**AIM:**
Read the material below. Count the lines containing "Cholesterol" and give that count alone.
▬▬▬▬▬▬▬▬▬▬
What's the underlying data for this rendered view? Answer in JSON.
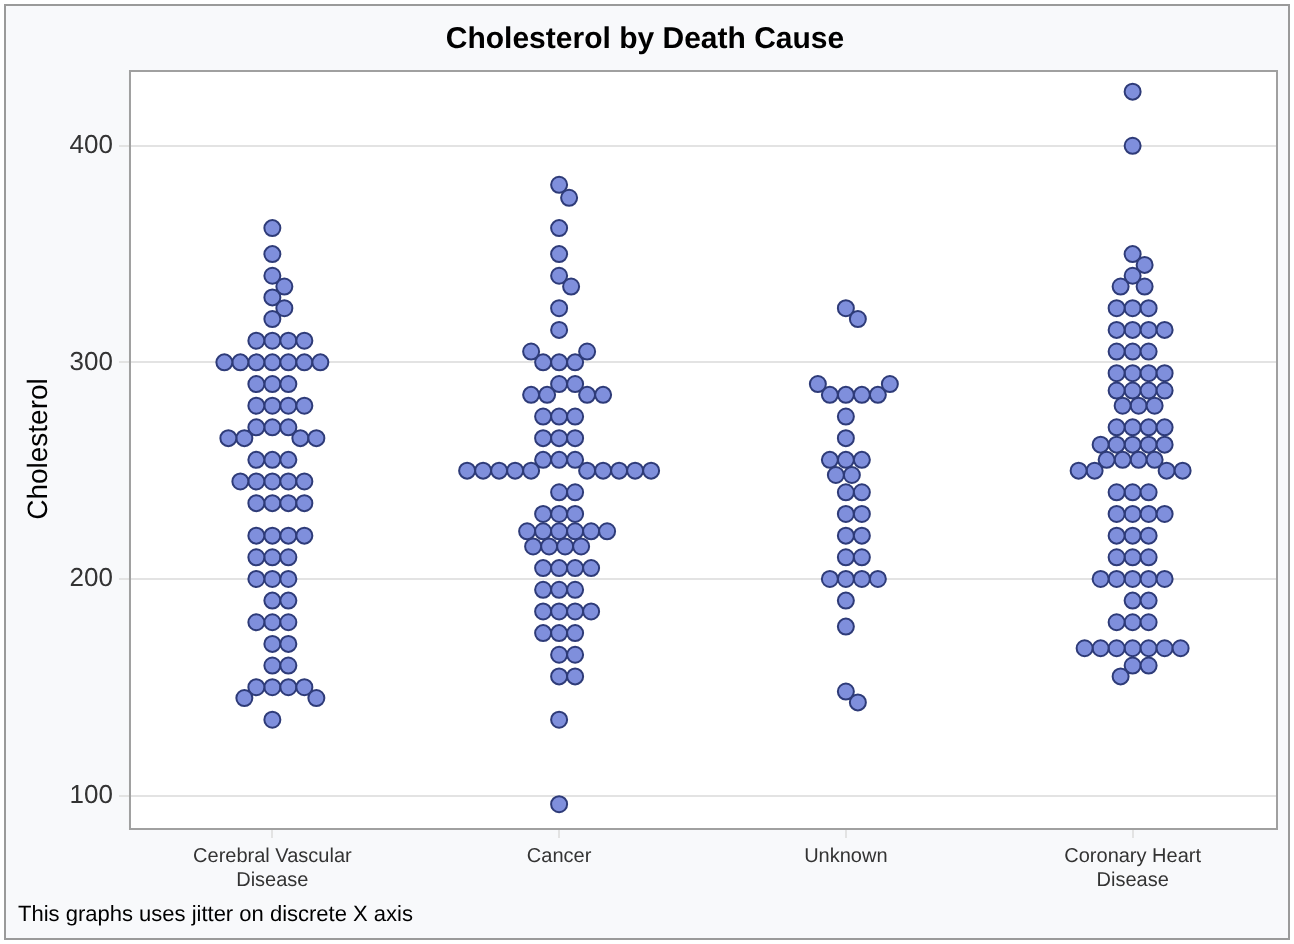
{
  "chart_data": {
    "type": "scatter",
    "title": "Cholesterol by Death Cause",
    "ylabel": "Cholesterol",
    "categories": [
      "Cerebral Vascular Disease",
      "Cancer",
      "Unknown",
      "Coronary Heart Disease"
    ],
    "ylim": [
      85,
      435
    ],
    "yticks": [
      100,
      200,
      300,
      400
    ],
    "grid": "y",
    "marker": "circle",
    "annotations": [
      "This graphs uses jitter on discrete X axis"
    ],
    "series": [
      {
        "color": "#7f8fdc",
        "x": [
          "Cerebral Vascular Disease",
          "Cerebral Vascular Disease",
          "Cerebral Vascular Disease",
          "Cerebral Vascular Disease",
          "Cerebral Vascular Disease",
          "Cerebral Vascular Disease",
          "Cerebral Vascular Disease",
          "Cerebral Vascular Disease",
          "Cerebral Vascular Disease",
          "Cerebral Vascular Disease",
          "Cerebral Vascular Disease",
          "Cerebral Vascular Disease",
          "Cerebral Vascular Disease",
          "Cerebral Vascular Disease",
          "Cerebral Vascular Disease",
          "Cerebral Vascular Disease",
          "Cerebral Vascular Disease",
          "Cerebral Vascular Disease",
          "Cerebral Vascular Disease",
          "Cerebral Vascular Disease",
          "Cerebral Vascular Disease",
          "Cerebral Vascular Disease",
          "Cerebral Vascular Disease",
          "Cerebral Vascular Disease",
          "Cerebral Vascular Disease",
          "Cerebral Vascular Disease",
          "Cerebral Vascular Disease",
          "Cerebral Vascular Disease",
          "Cerebral Vascular Disease",
          "Cerebral Vascular Disease",
          "Cerebral Vascular Disease",
          "Cerebral Vascular Disease",
          "Cerebral Vascular Disease",
          "Cerebral Vascular Disease",
          "Cerebral Vascular Disease",
          "Cerebral Vascular Disease",
          "Cerebral Vascular Disease",
          "Cerebral Vascular Disease",
          "Cerebral Vascular Disease",
          "Cerebral Vascular Disease",
          "Cerebral Vascular Disease",
          "Cerebral Vascular Disease",
          "Cerebral Vascular Disease",
          "Cerebral Vascular Disease",
          "Cerebral Vascular Disease",
          "Cerebral Vascular Disease",
          "Cerebral Vascular Disease",
          "Cerebral Vascular Disease",
          "Cerebral Vascular Disease",
          "Cerebral Vascular Disease",
          "Cerebral Vascular Disease",
          "Cerebral Vascular Disease",
          "Cerebral Vascular Disease",
          "Cerebral Vascular Disease",
          "Cerebral Vascular Disease",
          "Cerebral Vascular Disease",
          "Cerebral Vascular Disease",
          "Cerebral Vascular Disease",
          "Cerebral Vascular Disease",
          "Cerebral Vascular Disease",
          "Cerebral Vascular Disease",
          "Cerebral Vascular Disease",
          "Cerebral Vascular Disease",
          "Cerebral Vascular Disease",
          "Cerebral Vascular Disease",
          "Cerebral Vascular Disease",
          "Cerebral Vascular Disease",
          "Cerebral Vascular Disease",
          "Cerebral Vascular Disease",
          "Cerebral Vascular Disease"
        ],
        "values": [
          362,
          350,
          340,
          335,
          330,
          325,
          320,
          300,
          300,
          300,
          300,
          300,
          300,
          300,
          310,
          310,
          310,
          310,
          290,
          290,
          290,
          280,
          280,
          280,
          280,
          270,
          270,
          270,
          265,
          265,
          265,
          265,
          255,
          255,
          255,
          245,
          245,
          245,
          245,
          245,
          235,
          235,
          235,
          235,
          220,
          220,
          220,
          220,
          210,
          210,
          210,
          200,
          200,
          200,
          190,
          190,
          180,
          180,
          180,
          170,
          170,
          160,
          160,
          150,
          150,
          150,
          150,
          145,
          145,
          135
        ]
      },
      {
        "color": "#7f8fdc",
        "x": [
          "Cancer",
          "Cancer",
          "Cancer",
          "Cancer",
          "Cancer",
          "Cancer",
          "Cancer",
          "Cancer",
          "Cancer",
          "Cancer",
          "Cancer",
          "Cancer",
          "Cancer",
          "Cancer",
          "Cancer",
          "Cancer",
          "Cancer",
          "Cancer",
          "Cancer",
          "Cancer",
          "Cancer",
          "Cancer",
          "Cancer",
          "Cancer",
          "Cancer",
          "Cancer",
          "Cancer",
          "Cancer",
          "Cancer",
          "Cancer",
          "Cancer",
          "Cancer",
          "Cancer",
          "Cancer",
          "Cancer",
          "Cancer",
          "Cancer",
          "Cancer",
          "Cancer",
          "Cancer",
          "Cancer",
          "Cancer",
          "Cancer",
          "Cancer",
          "Cancer",
          "Cancer",
          "Cancer",
          "Cancer",
          "Cancer",
          "Cancer",
          "Cancer",
          "Cancer",
          "Cancer",
          "Cancer",
          "Cancer",
          "Cancer",
          "Cancer",
          "Cancer",
          "Cancer",
          "Cancer",
          "Cancer",
          "Cancer",
          "Cancer",
          "Cancer",
          "Cancer",
          "Cancer",
          "Cancer",
          "Cancer",
          "Cancer",
          "Cancer",
          "Cancer",
          "Cancer",
          "Cancer"
        ],
        "values": [
          382,
          376,
          362,
          350,
          340,
          335,
          325,
          315,
          300,
          300,
          300,
          305,
          305,
          290,
          290,
          285,
          285,
          285,
          285,
          275,
          275,
          275,
          265,
          265,
          265,
          255,
          255,
          255,
          250,
          250,
          250,
          250,
          250,
          250,
          250,
          250,
          250,
          250,
          240,
          240,
          230,
          230,
          230,
          222,
          222,
          222,
          222,
          222,
          222,
          215,
          215,
          215,
          215,
          205,
          205,
          205,
          205,
          195,
          195,
          195,
          185,
          185,
          185,
          185,
          175,
          175,
          175,
          165,
          165,
          155,
          155,
          135,
          96
        ]
      },
      {
        "color": "#7f8fdc",
        "x": [
          "Unknown",
          "Unknown",
          "Unknown",
          "Unknown",
          "Unknown",
          "Unknown",
          "Unknown",
          "Unknown",
          "Unknown",
          "Unknown",
          "Unknown",
          "Unknown",
          "Unknown",
          "Unknown",
          "Unknown",
          "Unknown",
          "Unknown",
          "Unknown",
          "Unknown",
          "Unknown",
          "Unknown",
          "Unknown",
          "Unknown",
          "Unknown",
          "Unknown",
          "Unknown",
          "Unknown",
          "Unknown",
          "Unknown",
          "Unknown",
          "Unknown"
        ],
        "values": [
          325,
          320,
          285,
          285,
          285,
          285,
          290,
          290,
          275,
          265,
          255,
          255,
          255,
          248,
          248,
          240,
          240,
          230,
          230,
          220,
          220,
          210,
          210,
          200,
          200,
          200,
          200,
          190,
          178,
          148,
          143
        ]
      },
      {
        "color": "#7f8fdc",
        "x": [
          "Coronary Heart Disease",
          "Coronary Heart Disease",
          "Coronary Heart Disease",
          "Coronary Heart Disease",
          "Coronary Heart Disease",
          "Coronary Heart Disease",
          "Coronary Heart Disease",
          "Coronary Heart Disease",
          "Coronary Heart Disease",
          "Coronary Heart Disease",
          "Coronary Heart Disease",
          "Coronary Heart Disease",
          "Coronary Heart Disease",
          "Coronary Heart Disease",
          "Coronary Heart Disease",
          "Coronary Heart Disease",
          "Coronary Heart Disease",
          "Coronary Heart Disease",
          "Coronary Heart Disease",
          "Coronary Heart Disease",
          "Coronary Heart Disease",
          "Coronary Heart Disease",
          "Coronary Heart Disease",
          "Coronary Heart Disease",
          "Coronary Heart Disease",
          "Coronary Heart Disease",
          "Coronary Heart Disease",
          "Coronary Heart Disease",
          "Coronary Heart Disease",
          "Coronary Heart Disease",
          "Coronary Heart Disease",
          "Coronary Heart Disease",
          "Coronary Heart Disease",
          "Coronary Heart Disease",
          "Coronary Heart Disease",
          "Coronary Heart Disease",
          "Coronary Heart Disease",
          "Coronary Heart Disease",
          "Coronary Heart Disease",
          "Coronary Heart Disease",
          "Coronary Heart Disease",
          "Coronary Heart Disease",
          "Coronary Heart Disease",
          "Coronary Heart Disease",
          "Coronary Heart Disease",
          "Coronary Heart Disease",
          "Coronary Heart Disease",
          "Coronary Heart Disease",
          "Coronary Heart Disease",
          "Coronary Heart Disease",
          "Coronary Heart Disease",
          "Coronary Heart Disease",
          "Coronary Heart Disease",
          "Coronary Heart Disease",
          "Coronary Heart Disease",
          "Coronary Heart Disease",
          "Coronary Heart Disease",
          "Coronary Heart Disease",
          "Coronary Heart Disease",
          "Coronary Heart Disease",
          "Coronary Heart Disease",
          "Coronary Heart Disease",
          "Coronary Heart Disease",
          "Coronary Heart Disease",
          "Coronary Heart Disease",
          "Coronary Heart Disease",
          "Coronary Heart Disease",
          "Coronary Heart Disease",
          "Coronary Heart Disease",
          "Coronary Heart Disease",
          "Coronary Heart Disease",
          "Coronary Heart Disease",
          "Coronary Heart Disease",
          "Coronary Heart Disease",
          "Coronary Heart Disease",
          "Coronary Heart Disease",
          "Coronary Heart Disease",
          "Coronary Heart Disease"
        ],
        "values": [
          425,
          400,
          350,
          345,
          340,
          335,
          335,
          325,
          325,
          325,
          315,
          315,
          315,
          315,
          305,
          305,
          305,
          295,
          295,
          295,
          295,
          287,
          287,
          287,
          287,
          280,
          280,
          280,
          270,
          270,
          270,
          270,
          262,
          262,
          262,
          262,
          262,
          255,
          255,
          255,
          255,
          250,
          250,
          250,
          250,
          240,
          240,
          240,
          230,
          230,
          230,
          230,
          220,
          220,
          220,
          210,
          210,
          210,
          200,
          200,
          200,
          200,
          200,
          190,
          190,
          180,
          180,
          180,
          168,
          168,
          168,
          168,
          168,
          168,
          168,
          160,
          160,
          155
        ]
      }
    ]
  }
}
▬▬▬▬▬▬▬▬▬▬
**REPLY TO THE EXERCISE:**
2